Extrait du document:
···

Est-ce la vague de chaleur ou le retour de Déroulède ? Après la courte victoire des bleus face à la Mannschaft, L’Équipe titre, un rien provocateur : « comme en 18 ! » ; sans qu’on sache très bien si ce 18 fait référence à la dernière coupe du monde gagnée par les bleus (2018), ou à l’armistice mettant fin à la première guerre mondiale après la défaite de l’Allemagne (1918). En plus, la Russie et l’Ukraine refusent de s’affronter quoi qu’il advienne dans la compétition. L’objet du délit ? Une carte du pays sur le maillot jaune et bleu des Ukrainiens qui inclut la Crimée. Un petit voyage dans le temps pour constater que la politique s’est souvent invitée dans une compétition qui exacerbe les nationalismes. La preuve par 3 exemples, choisis parmi d’autres.
1960. On ne parle pas encore de Championnat d’Europe des Nations mais de Coupe d’Europe. Là non plus, et c’est peut-être ce qu’a voulu rappeler l’UEFA, 17 nations engagées et pas de pays organisateur au départ ; ce n’est qu’à partir des demi-finales qu’on joue dans un pays hôte. C’est la France cette année-là. La France d’Albert Batteux, peu ou prou la même qu’en 1958, se qualifie facilement pour les demi-finales où, en l’absence de joueurs clés comme Kopa ou Fontaine, elle est battue par la Yougoslavie des Jusufi et des Sekularac. La finale oppose les Yougoslaves à l’URSS des Yachine – l’araignée noire du Spartak Moscou, ex Armée rouge – Ivanov et Metreveli. Première victoire du pays phare du camp socialiste dans une compétition internationale de football. Ce sera la dernière et on retiendra aussi la victoire aux penalties de la Tchécoslovaquie face à la RFA en 1976, grâce à une « Panenka », ou tir en feuille morte, qui étonnera le monde.

···

Données présentées:

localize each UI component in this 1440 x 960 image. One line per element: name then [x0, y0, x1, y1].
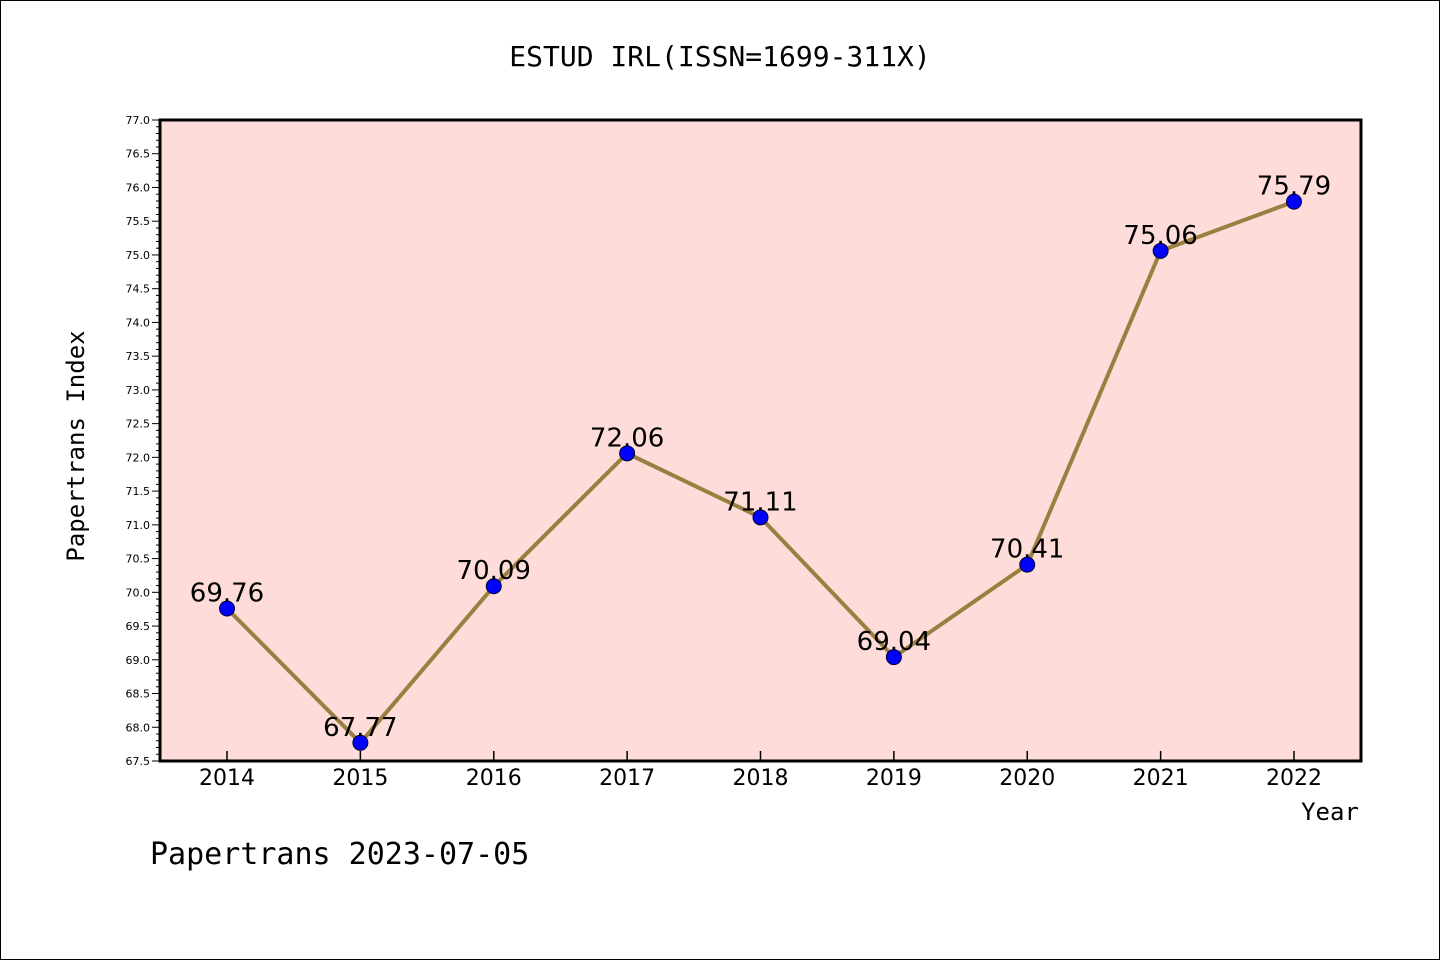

···

Exercice court 1: Selon l'extrait sur le football et la politique, pourquoi le titre « comme en 18 ! » de L'Équipe prête-t-il à confusion ? Répondez en une à trois phrases.
Exercice court 2: Reproduisez à l'identique le passage de l'extrait sur le football et la politique qui va de « Est-ce la vague » jusqu'à « choisis parmi d’autres. » inclus.

Solution complète 1: Le titre prête à confusion parce qu'on ne sait pas très bien si ce « 18 » renvoie à la dernière coupe du monde gagnée par les bleus, en 2018, ou à l'armistice de 1918 qui a mis fin à la première guerre mondiale après la défaite de l'Allemagne.

Solution complète 2:
Est-ce la vague de chaleur ou le retour de Déroulède ? Après la courte victoire des bleus face à la Mannschaft, L’Équipe titre, un rien provocateur : « comme en 18 ! » ; sans qu’on sache très bien si ce 18 fait référence à la dernière coupe du monde gagnée par les bleus (2018), ou à l’armistice mettant fin à la première guerre mondiale après la défaite de l’Allemagne (1918). En plus, la Russie et l’Ukraine refusent de s’affronter quoi qu’il advienne dans la compétition. L’objet du délit ? Une carte du pays sur le maillot jaune et bleu des Ukrainiens qui inclut la Crimée. Un petit voyage dans le temps pour constater que la politique s’est souvent invitée dans une compétition qui exacerbe les nationalismes. La preuve par 3 exemples, choisis parmi d’autres.